JOB — Return all of the data exactly, with nothing left out but the pictures.

[Data excerpts]
(begin)
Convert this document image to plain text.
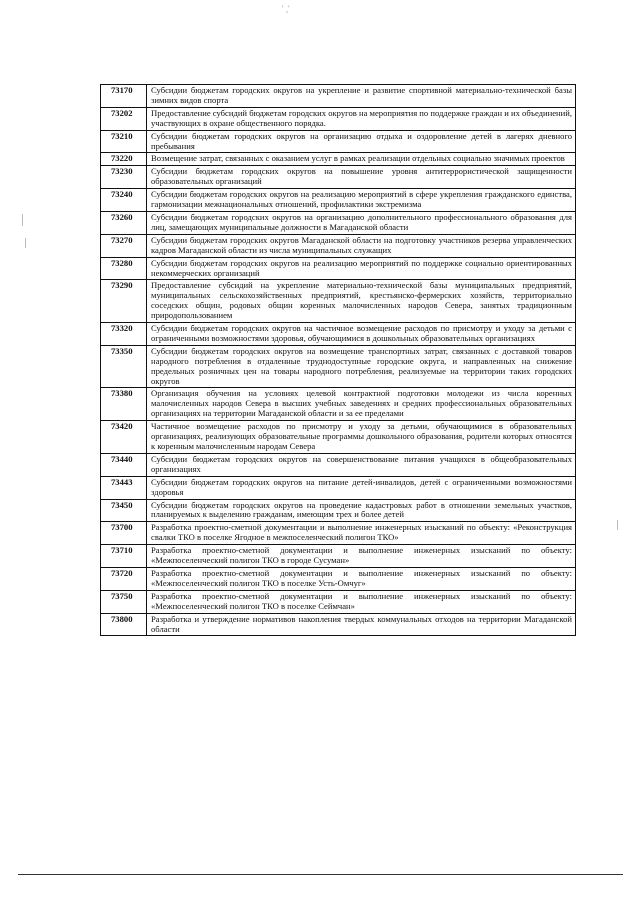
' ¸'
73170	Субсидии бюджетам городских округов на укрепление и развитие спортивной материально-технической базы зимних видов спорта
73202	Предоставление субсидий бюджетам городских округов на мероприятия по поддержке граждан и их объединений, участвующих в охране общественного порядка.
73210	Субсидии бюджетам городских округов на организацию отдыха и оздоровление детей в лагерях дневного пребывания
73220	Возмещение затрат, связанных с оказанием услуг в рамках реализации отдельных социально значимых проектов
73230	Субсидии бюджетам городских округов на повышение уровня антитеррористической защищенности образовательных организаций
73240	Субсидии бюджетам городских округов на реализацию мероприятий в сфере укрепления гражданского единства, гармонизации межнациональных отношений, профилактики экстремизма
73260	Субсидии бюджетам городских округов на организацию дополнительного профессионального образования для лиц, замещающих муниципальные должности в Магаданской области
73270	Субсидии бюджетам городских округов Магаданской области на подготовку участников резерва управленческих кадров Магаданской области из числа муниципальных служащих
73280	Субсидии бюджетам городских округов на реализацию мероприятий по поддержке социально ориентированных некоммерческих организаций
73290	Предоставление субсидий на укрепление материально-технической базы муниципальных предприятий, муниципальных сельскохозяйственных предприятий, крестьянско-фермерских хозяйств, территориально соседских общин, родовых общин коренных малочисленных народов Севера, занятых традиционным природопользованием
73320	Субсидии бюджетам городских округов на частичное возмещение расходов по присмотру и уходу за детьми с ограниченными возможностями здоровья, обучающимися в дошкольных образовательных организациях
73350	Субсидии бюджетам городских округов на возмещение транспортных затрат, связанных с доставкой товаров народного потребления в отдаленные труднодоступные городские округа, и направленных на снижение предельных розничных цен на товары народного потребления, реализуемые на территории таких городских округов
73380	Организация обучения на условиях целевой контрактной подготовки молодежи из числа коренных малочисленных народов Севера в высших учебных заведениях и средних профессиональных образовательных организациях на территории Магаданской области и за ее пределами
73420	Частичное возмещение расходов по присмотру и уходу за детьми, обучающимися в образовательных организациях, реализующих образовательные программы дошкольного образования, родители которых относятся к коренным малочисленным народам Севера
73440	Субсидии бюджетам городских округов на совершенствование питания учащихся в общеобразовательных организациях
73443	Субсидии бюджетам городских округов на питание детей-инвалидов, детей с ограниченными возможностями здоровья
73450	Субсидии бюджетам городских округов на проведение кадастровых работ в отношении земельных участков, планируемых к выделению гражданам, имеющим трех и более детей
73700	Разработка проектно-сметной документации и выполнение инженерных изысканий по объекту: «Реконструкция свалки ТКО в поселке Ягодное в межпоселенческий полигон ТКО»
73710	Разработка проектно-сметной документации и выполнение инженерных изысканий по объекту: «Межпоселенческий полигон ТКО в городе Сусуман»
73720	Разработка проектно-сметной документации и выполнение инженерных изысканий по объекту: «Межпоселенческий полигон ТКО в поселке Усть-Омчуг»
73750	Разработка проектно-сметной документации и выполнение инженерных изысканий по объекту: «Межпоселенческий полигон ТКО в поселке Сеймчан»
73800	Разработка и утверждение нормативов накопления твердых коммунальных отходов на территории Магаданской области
(end)
ANSWER BELOW —
Convert this document image to plain text.
' ¸'
73170	Субсидии бюджетам городских округов на укрепление и развитие спортивной материально-технической базы зимних видов спорта
73202	Предоставление субсидий бюджетам городских округов на мероприятия по поддержке граждан и их объединений, участвующих в охране общественного порядка.
73210	Субсидии бюджетам городских округов на организацию отдыха и оздоровление детей в лагерях дневного пребывания
73220	Возмещение затрат, связанных с оказанием услуг в рамках реализации отдельных социально значимых проектов
73230	Субсидии бюджетам городских округов на повышение уровня антитеррористической защищенности образовательных организаций
73240	Субсидии бюджетам городских округов на реализацию мероприятий в сфере укрепления гражданского единства, гармонизации межнациональных отношений, профилактики экстремизма
73260	Субсидии бюджетам городских округов на организацию дополнительного профессионального образования для лиц, замещающих муниципальные должности в Магаданской области
73270	Субсидии бюджетам городских округов Магаданской области на подготовку участников резерва управленческих кадров Магаданской области из числа муниципальных служащих
73280	Субсидии бюджетам городских округов на реализацию мероприятий по поддержке социально ориентированных некоммерческих организаций
73290	Предоставление субсидий на укрепление материально-технической базы муниципальных предприятий, муниципальных сельскохозяйственных предприятий, крестьянско-фермерских хозяйств, территориально соседских общин, родовых общин коренных малочисленных народов Севера, занятых традиционным природопользованием
73320	Субсидии бюджетам городских округов на частичное возмещение расходов по присмотру и уходу за детьми с ограниченными возможностями здоровья, обучающимися в дошкольных образовательных организациях
73350	Субсидии бюджетам городских округов на возмещение транспортных затрат, связанных с доставкой товаров народного потребления в отдаленные труднодоступные городские округа, и направленных на снижение предельных розничных цен на товары народного потребления, реализуемые на территории таких городских округов
73380	Организация обучения на условиях целевой контрактной подготовки молодежи из числа коренных малочисленных народов Севера в высших учебных заведениях и средних профессиональных образовательных организациях на территории Магаданской области и за ее пределами
73420	Частичное возмещение расходов по присмотру и уходу за детьми, обучающимися в образовательных организациях, реализующих образовательные программы дошкольного образования, родители которых относятся к коренным малочисленным народам Севера
73440	Субсидии бюджетам городских округов на совершенствование питания учащихся в общеобразовательных организациях
73443	Субсидии бюджетам городских округов на питание детей-инвалидов, детей с ограниченными возможностями здоровья
73450	Субсидии бюджетам городских округов на проведение кадастровых работ в отношении земельных участков, планируемых к выделению гражданам, имеющим трех и более детей
73700	Разработка проектно-сметной документации и выполнение инженерных изысканий по объекту: «Реконструкция свалки ТКО в поселке Ягодное в межпоселенческий полигон ТКО»
73710	Разработка проектно-сметной документации и выполнение инженерных изысканий по объекту: «Межпоселенческий полигон ТКО в городе Сусуман»
73720	Разработка проектно-сметной документации и выполнение инженерных изысканий по объекту: «Межпоселенческий полигон ТКО в поселке Усть-Омчуг»
73750	Разработка проектно-сметной документации и выполнение инженерных изысканий по объекту: «Межпоселенческий полигон ТКО в поселке Сеймчан»
73800	Разработка и утверждение нормативов накопления твердых коммунальных отходов на территории Магаданской области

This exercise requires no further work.